• _WHAT YOU HAVE TO DO_
Could you return every line of the material that contains the word "boxes"?
────
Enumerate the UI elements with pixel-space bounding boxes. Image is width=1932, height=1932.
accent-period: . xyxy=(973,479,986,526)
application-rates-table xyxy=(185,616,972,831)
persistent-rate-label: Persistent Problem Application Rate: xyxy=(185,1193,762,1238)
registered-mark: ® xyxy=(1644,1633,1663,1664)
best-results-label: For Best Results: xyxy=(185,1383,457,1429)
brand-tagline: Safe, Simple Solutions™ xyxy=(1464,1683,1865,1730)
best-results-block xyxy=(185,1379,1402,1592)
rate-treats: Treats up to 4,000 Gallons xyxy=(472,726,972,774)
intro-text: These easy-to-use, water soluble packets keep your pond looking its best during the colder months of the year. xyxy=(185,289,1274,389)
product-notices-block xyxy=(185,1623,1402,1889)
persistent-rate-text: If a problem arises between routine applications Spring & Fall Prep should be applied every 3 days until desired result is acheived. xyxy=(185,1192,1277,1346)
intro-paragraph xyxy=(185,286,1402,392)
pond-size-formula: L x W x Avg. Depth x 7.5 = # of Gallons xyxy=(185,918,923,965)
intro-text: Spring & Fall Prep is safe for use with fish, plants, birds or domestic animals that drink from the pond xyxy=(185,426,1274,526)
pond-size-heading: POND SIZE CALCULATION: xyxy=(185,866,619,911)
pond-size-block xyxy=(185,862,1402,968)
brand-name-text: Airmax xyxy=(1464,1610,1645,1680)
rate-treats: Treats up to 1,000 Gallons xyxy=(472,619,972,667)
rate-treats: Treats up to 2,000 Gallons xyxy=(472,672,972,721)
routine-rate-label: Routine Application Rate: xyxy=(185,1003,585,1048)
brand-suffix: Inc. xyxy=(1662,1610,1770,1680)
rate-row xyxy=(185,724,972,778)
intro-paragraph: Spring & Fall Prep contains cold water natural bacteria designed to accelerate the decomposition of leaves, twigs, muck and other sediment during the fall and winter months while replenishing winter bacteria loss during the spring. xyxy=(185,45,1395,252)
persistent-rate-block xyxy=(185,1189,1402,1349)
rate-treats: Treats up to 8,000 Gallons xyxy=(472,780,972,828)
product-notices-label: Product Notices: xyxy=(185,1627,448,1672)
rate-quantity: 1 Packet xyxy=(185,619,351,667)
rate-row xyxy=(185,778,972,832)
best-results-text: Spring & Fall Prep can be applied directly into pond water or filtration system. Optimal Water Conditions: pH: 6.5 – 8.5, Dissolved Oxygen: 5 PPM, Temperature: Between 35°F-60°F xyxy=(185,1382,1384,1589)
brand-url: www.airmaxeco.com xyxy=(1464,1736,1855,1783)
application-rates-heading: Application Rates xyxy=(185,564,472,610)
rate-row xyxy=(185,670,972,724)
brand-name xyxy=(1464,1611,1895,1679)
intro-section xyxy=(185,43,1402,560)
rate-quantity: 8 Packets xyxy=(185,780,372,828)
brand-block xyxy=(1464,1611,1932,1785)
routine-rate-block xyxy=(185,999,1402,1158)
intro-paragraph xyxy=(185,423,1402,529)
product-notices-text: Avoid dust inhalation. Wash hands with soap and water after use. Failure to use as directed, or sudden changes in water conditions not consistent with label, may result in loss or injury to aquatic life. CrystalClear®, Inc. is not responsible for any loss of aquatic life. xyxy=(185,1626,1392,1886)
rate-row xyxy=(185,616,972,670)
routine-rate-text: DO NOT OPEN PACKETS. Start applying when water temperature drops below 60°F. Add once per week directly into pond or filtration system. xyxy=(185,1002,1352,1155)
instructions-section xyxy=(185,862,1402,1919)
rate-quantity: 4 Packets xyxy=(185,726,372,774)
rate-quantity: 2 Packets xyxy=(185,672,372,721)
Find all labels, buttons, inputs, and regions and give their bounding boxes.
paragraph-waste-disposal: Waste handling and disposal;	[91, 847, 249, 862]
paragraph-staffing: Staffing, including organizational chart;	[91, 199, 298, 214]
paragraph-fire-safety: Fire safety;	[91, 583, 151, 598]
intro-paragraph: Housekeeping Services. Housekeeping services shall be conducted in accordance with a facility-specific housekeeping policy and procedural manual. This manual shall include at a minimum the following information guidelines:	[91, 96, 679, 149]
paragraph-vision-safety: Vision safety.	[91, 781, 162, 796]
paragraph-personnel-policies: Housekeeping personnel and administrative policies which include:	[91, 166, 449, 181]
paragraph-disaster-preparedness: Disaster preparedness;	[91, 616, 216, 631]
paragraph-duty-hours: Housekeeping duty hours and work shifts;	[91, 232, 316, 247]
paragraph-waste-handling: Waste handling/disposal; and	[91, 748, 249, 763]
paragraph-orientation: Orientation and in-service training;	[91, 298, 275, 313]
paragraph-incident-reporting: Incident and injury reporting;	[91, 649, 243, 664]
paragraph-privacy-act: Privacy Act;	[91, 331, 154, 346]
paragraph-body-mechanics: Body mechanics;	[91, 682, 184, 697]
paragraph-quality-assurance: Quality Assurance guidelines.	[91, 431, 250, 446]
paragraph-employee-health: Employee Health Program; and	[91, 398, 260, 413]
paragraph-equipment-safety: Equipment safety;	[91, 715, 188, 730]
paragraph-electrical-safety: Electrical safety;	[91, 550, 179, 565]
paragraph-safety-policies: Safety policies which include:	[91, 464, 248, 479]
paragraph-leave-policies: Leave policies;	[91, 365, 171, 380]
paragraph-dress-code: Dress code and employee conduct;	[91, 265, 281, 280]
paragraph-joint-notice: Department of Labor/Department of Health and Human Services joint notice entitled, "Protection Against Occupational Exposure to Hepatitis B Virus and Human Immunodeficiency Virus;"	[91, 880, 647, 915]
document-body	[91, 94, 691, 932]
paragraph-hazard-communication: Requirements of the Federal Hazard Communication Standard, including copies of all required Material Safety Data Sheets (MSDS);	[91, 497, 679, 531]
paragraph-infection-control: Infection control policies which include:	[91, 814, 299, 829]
────
• _RESPONSE TO THIS TASK_
Enumerate the UI elements with pixel-space bounding boxes. Image is width=1932, height=1932.
Find all labels, buttons, inputs, and regions and give their bounding boxes.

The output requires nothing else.